## WHAT YOU NEED TO DO
Transcribe every entry word for word. Skip the pictures.

## INPUT ROWS
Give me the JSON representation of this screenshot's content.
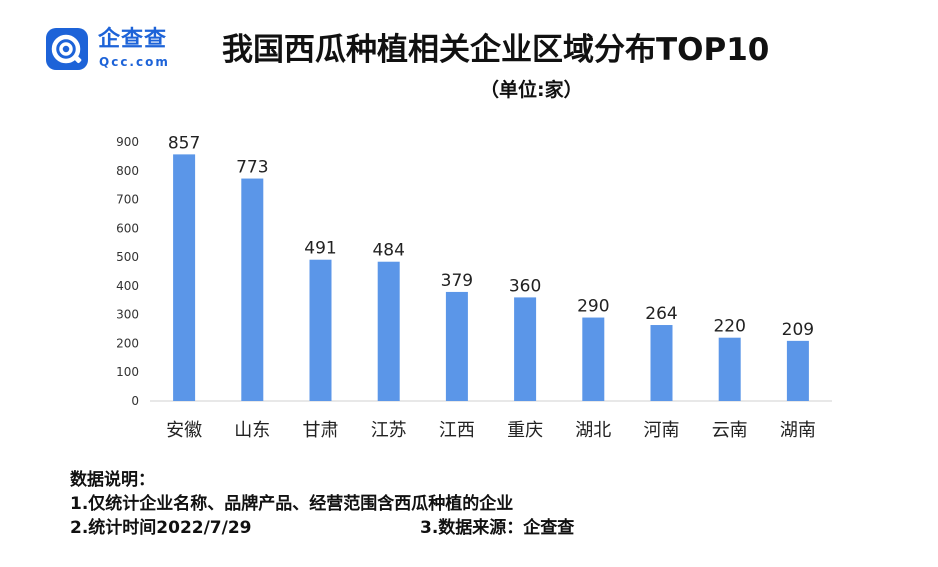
{
  "brand": {
    "name": "企查查",
    "domain": "Qcc.com",
    "color": "#1d63d8"
  },
  "chart_data": {
    "type": "bar",
    "title": "我国西瓜种植相关企业区域分布TOP10",
    "subtitle": "（单位:家）",
    "categories": [
      "安徽",
      "山东",
      "甘肃",
      "江苏",
      "江西",
      "重庆",
      "湖北",
      "河南",
      "云南",
      "湖南"
    ],
    "values": [
      857,
      773,
      491,
      484,
      379,
      360,
      290,
      264,
      220,
      209
    ],
    "ylim": [
      0,
      900
    ],
    "yticks": [
      0,
      100,
      200,
      300,
      400,
      500,
      600,
      700,
      800,
      900
    ],
    "grid": false,
    "bar_color": "#5b96e8",
    "xlabel": "",
    "ylabel": ""
  },
  "notes": {
    "heading": "数据说明：",
    "line1": "1.仅统计企业名称、品牌产品、经营范围含西瓜种植的企业",
    "line2_date": "2.统计时间2022/7/29",
    "line2_source": "3.数据来源：企查查"
  }
}
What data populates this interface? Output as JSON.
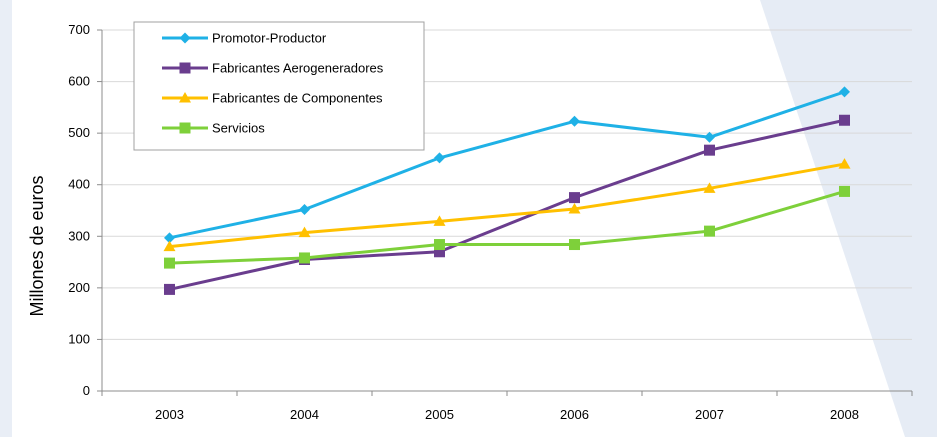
{
  "chart_data": {
    "type": "line",
    "title": "",
    "xlabel": "",
    "ylabel": "Millones de euros",
    "categories": [
      "2003",
      "2004",
      "2005",
      "2006",
      "2007",
      "2008"
    ],
    "ylim": [
      0,
      700
    ],
    "yticks": [
      0,
      100,
      200,
      300,
      400,
      500,
      600,
      700
    ],
    "grid": "horizontal",
    "legend_position": "top-left",
    "series": [
      {
        "name": "Promotor-Productor",
        "values": [
          297,
          352,
          452,
          523,
          492,
          580
        ],
        "color": "#1fb1e6",
        "marker": "diamond"
      },
      {
        "name": "Fabricantes Aerogeneradores",
        "values": [
          197,
          255,
          270,
          375,
          467,
          525
        ],
        "color": "#6a3d8e",
        "marker": "square"
      },
      {
        "name": "Fabricantes de Componentes",
        "values": [
          280,
          307,
          329,
          353,
          393,
          440
        ],
        "color": "#ffc000",
        "marker": "triangle"
      },
      {
        "name": "Servicios",
        "values": [
          248,
          258,
          284,
          284,
          310,
          387
        ],
        "color": "#7ed03a",
        "marker": "square"
      }
    ]
  }
}
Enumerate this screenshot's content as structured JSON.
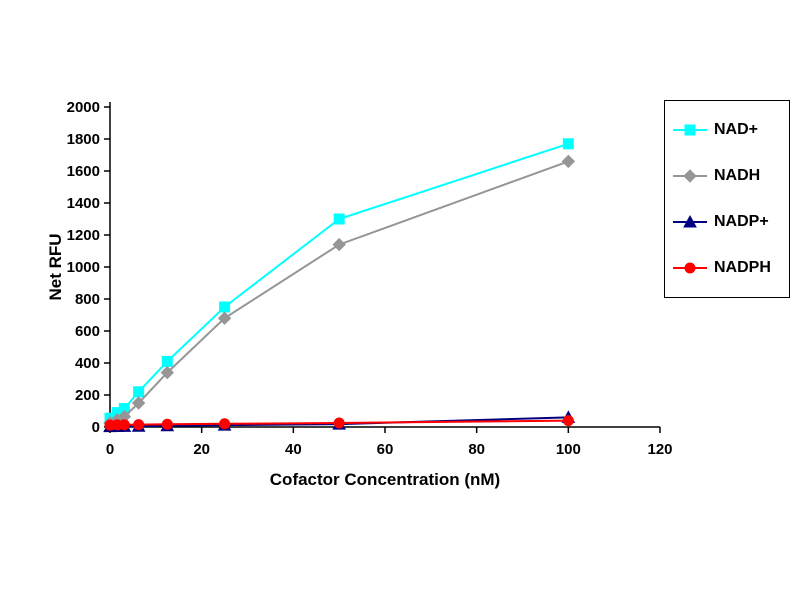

## THE SOLUTION
Give me the JSON representation of this screenshot's content.
{
  "brand": {
    "name": "企查查",
    "domain": "Qcc.com",
    "color": "#1d63d8"
  },
  "chart_data": {
    "type": "bar",
    "title": "我国西瓜种植相关企业区域分布TOP10",
    "subtitle": "（单位:家）",
    "categories": [
      "安徽",
      "山东",
      "甘肃",
      "江苏",
      "江西",
      "重庆",
      "湖北",
      "河南",
      "云南",
      "湖南"
    ],
    "values": [
      857,
      773,
      491,
      484,
      379,
      360,
      290,
      264,
      220,
      209
    ],
    "ylim": [
      0,
      900
    ],
    "yticks": [
      0,
      100,
      200,
      300,
      400,
      500,
      600,
      700,
      800,
      900
    ],
    "grid": false,
    "bar_color": "#5b96e8",
    "xlabel": "",
    "ylabel": ""
  },
  "notes": {
    "heading": "数据说明：",
    "line1": "1.仅统计企业名称、品牌产品、经营范围含西瓜种植的企业",
    "line2_date": "2.统计时间2022/7/29",
    "line2_source": "3.数据来源：企查查"
  }
}
What data populates this interface? Output as JSON.
{
  "chart_data": {
    "type": "line",
    "title": "",
    "xlabel": "",
    "ylabel": "Millones de euros",
    "categories": [
      "2003",
      "2004",
      "2005",
      "2006",
      "2007",
      "2008"
    ],
    "ylim": [
      0,
      700
    ],
    "yticks": [
      0,
      100,
      200,
      300,
      400,
      500,
      600,
      700
    ],
    "grid": "horizontal",
    "legend_position": "top-left",
    "series": [
      {
        "name": "Promotor-Productor",
        "values": [
          297,
          352,
          452,
          523,
          492,
          580
        ],
        "color": "#1fb1e6",
        "marker": "diamond"
      },
      {
        "name": "Fabricantes Aerogeneradores",
        "values": [
          197,
          255,
          270,
          375,
          467,
          525
        ],
        "color": "#6a3d8e",
        "marker": "square"
      },
      {
        "name": "Fabricantes de Componentes",
        "values": [
          280,
          307,
          329,
          353,
          393,
          440
        ],
        "color": "#ffc000",
        "marker": "triangle"
      },
      {
        "name": "Servicios",
        "values": [
          248,
          258,
          284,
          284,
          310,
          387
        ],
        "color": "#7ed03a",
        "marker": "square"
      }
    ]
  }
}
Enumerate this screenshot's content as structured JSON.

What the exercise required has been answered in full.